Problem requirements:
Transcribe all of the records precisely as they are presented.

--- Start Data shown ---

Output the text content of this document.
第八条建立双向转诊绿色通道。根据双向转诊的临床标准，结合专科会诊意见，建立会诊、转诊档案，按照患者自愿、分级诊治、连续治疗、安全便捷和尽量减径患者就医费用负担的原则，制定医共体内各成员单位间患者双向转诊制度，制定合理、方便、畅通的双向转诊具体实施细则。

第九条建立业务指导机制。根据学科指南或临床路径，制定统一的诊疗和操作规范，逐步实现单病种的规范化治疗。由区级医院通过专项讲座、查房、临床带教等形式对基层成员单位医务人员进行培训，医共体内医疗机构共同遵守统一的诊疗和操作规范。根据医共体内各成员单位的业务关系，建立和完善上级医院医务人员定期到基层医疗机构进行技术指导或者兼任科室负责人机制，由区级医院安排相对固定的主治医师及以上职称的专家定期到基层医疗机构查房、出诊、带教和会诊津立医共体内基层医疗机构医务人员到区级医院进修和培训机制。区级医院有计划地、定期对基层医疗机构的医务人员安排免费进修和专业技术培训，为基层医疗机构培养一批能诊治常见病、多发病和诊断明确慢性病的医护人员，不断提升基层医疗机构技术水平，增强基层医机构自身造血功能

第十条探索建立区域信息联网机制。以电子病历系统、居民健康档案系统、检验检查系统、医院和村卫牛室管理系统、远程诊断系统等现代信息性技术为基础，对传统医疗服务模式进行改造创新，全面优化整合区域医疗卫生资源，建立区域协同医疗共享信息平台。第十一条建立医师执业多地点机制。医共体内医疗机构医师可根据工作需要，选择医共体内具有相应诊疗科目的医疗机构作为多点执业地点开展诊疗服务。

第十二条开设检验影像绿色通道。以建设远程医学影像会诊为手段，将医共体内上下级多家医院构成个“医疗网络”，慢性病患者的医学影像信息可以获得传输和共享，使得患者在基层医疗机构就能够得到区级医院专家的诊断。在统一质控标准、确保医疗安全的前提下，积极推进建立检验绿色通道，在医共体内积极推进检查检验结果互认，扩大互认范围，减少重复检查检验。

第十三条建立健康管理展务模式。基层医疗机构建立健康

--- End Data shown ---

Exercise output:
Output the text content of this document.
第八条建立双向转诊绿色通道。根据双向转诊的临床标准，结合专科会诊意见，建立会诊、转诊档案，按照患者自愿、分级诊治、连续治疗、安全便捷和尽量减径患者就医费用负担的原则，制定医共体内各成员单位间患者双向转诊制度，制定合理、方便、畅通的双向转诊具体实施细则。

第九条建立业务指导机制。根据学科指南或临床路径，制定统一的诊疗和操作规范，逐步实现单病种的规范化治疗。由区级医院通过专项讲座、查房、临床带教等形式对基层成员单位医务人员进行培训，医共体内医疗机构共同遵守统一的诊疗和操作规范。根据医共体内各成员单位的业务关系，建立和完善上级医院医务人员定期到基层医疗机构进行技术指导或者兼任科室负责人机制，由区级医院安排相对固定的主治医师及以上职称的专家定期到基层医疗机构查房、出诊、带教和会诊津立医共体内基层医疗机构医务人员到区级医院进修和培训机制。区级医院有计划地、定期对基层医疗机构的医务人员安排免费进修和专业技术培训，为基层医疗机构培养一批能诊治常见病、多发病和诊断明确慢性病的医护人员，不断提升基层医疗机构技术水平，增强基层医机构自身造血功能

第十条探索建立区域信息联网机制。以电子病历系统、居民健康档案系统、检验检查系统、医院和村卫牛室管理系统、远程诊断系统等现代信息性技术为基础，对传统医疗服务模式进行改造创新，全面优化整合区域医疗卫生资源，建立区域协同医疗共享信息平台。第十一条建立医师执业多地点机制。医共体内医疗机构医师可根据工作需要，选择医共体内具有相应诊疗科目的医疗机构作为多点执业地点开展诊疗服务。

第十二条开设检验影像绿色通道。以建设远程医学影像会诊为手段，将医共体内上下级多家医院构成个“医疗网络”，慢性病患者的医学影像信息可以获得传输和共享，使得患者在基层医疗机构就能够得到区级医院专家的诊断。在统一质控标准、确保医疗安全的前提下，积极推进建立检验绿色通道，在医共体内积极推进检查检验结果互认，扩大互认范围，减少重复检查检验。

第十三条建立健康管理展务模式。基层医疗机构建立健康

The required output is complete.